▸ OBJECTIVE
Find the string "JSON" in the records. Copy every line it appears in.

++++ RECORDS TO PROCESS ++++

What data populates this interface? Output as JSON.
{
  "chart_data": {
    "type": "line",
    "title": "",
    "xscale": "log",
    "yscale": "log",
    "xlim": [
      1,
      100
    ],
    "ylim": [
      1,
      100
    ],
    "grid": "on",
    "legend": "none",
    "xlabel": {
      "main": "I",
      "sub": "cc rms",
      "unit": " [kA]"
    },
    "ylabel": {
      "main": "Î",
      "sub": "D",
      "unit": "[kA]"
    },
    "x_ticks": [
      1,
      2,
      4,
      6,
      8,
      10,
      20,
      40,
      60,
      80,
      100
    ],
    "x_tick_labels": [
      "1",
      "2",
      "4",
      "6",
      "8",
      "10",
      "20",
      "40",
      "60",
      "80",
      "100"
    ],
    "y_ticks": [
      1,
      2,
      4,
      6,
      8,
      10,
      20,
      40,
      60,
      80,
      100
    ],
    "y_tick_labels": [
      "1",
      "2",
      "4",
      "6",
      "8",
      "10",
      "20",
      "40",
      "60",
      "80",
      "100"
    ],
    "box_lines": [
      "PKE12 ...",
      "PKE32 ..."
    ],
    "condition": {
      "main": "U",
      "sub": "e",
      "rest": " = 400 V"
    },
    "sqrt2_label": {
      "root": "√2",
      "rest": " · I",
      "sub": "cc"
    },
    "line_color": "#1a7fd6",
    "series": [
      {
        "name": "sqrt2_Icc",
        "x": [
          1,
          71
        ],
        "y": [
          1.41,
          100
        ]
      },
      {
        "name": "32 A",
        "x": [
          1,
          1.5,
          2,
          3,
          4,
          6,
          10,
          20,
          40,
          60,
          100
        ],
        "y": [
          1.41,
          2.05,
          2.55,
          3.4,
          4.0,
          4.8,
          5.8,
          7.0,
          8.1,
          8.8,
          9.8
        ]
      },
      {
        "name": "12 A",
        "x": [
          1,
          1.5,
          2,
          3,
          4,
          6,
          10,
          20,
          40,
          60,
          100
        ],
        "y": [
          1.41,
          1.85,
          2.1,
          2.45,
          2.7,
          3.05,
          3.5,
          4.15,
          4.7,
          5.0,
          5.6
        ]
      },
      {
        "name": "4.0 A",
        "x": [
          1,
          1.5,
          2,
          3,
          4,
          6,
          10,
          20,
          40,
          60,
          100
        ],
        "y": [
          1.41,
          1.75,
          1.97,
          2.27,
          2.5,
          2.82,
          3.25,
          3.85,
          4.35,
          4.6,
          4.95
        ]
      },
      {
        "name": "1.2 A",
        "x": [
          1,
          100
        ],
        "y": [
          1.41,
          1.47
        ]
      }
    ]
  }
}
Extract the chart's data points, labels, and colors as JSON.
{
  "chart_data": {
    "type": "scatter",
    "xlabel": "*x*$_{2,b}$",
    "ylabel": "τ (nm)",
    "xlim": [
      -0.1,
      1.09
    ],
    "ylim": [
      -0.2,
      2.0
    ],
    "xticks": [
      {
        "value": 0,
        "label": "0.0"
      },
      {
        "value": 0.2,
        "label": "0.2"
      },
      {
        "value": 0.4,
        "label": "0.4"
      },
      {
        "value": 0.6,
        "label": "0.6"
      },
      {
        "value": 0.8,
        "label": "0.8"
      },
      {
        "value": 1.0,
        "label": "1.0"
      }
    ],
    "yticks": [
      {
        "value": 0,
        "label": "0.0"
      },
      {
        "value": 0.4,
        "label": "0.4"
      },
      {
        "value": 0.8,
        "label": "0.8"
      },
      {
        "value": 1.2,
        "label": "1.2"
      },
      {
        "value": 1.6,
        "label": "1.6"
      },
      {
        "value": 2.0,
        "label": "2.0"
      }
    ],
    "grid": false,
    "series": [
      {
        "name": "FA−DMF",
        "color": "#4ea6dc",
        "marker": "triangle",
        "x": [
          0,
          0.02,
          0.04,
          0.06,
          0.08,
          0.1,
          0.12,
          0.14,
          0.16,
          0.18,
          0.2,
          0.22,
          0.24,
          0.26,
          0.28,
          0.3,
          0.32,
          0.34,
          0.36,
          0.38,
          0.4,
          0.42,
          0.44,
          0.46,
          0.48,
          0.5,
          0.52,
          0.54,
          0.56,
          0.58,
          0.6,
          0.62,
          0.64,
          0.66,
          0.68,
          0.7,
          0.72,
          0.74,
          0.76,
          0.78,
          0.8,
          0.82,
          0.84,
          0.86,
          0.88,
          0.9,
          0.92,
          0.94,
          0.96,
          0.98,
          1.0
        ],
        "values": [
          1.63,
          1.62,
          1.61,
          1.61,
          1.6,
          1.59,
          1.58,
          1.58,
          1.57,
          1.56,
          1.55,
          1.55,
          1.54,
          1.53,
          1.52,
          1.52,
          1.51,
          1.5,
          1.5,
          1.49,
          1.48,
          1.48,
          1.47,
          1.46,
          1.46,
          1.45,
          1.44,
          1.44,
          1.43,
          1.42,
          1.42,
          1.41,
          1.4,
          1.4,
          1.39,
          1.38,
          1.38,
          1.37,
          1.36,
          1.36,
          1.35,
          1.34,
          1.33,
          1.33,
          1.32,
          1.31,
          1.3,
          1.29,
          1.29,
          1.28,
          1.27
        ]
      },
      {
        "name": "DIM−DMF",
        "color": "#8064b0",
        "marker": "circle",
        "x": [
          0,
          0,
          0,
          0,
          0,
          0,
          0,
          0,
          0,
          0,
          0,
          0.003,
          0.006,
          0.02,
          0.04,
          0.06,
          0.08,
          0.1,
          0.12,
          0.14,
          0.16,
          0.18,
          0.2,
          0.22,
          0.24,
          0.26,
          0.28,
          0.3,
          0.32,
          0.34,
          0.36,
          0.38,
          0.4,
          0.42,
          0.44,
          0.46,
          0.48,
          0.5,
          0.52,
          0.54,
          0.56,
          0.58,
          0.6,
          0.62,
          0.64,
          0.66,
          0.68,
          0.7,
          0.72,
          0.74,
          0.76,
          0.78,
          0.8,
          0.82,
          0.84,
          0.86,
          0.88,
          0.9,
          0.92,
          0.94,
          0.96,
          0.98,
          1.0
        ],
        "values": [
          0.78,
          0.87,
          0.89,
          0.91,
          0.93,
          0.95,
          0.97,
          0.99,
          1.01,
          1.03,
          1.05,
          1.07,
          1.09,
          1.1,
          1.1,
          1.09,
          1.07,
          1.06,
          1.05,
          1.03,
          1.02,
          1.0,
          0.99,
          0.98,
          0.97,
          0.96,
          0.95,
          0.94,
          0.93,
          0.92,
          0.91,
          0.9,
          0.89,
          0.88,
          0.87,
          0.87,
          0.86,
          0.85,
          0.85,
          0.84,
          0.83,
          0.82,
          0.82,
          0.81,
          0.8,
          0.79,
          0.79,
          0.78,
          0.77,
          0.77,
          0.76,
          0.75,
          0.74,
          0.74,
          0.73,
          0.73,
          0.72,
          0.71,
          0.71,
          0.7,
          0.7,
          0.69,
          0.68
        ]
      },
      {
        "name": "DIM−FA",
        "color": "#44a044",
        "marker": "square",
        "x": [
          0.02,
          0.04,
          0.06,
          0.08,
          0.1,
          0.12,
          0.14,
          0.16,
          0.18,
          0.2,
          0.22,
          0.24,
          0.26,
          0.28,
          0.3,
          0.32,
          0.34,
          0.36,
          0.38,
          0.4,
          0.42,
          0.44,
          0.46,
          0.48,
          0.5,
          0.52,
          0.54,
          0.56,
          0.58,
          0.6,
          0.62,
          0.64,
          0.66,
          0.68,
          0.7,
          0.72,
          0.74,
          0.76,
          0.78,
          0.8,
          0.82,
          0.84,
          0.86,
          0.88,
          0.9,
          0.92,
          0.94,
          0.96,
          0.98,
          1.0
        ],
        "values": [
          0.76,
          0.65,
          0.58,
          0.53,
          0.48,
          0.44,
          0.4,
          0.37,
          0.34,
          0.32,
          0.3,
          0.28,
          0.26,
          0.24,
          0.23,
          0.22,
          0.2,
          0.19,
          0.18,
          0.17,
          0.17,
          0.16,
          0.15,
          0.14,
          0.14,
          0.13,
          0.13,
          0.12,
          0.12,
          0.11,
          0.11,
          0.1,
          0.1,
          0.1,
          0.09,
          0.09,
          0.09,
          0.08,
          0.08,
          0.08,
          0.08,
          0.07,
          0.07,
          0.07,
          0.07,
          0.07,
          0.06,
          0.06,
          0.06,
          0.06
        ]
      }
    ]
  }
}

++++

▸ EXERCISE SOLUTION
What data populates this interface? Output as JSON.
Extract the chart's data points, labels, and colors as JSON.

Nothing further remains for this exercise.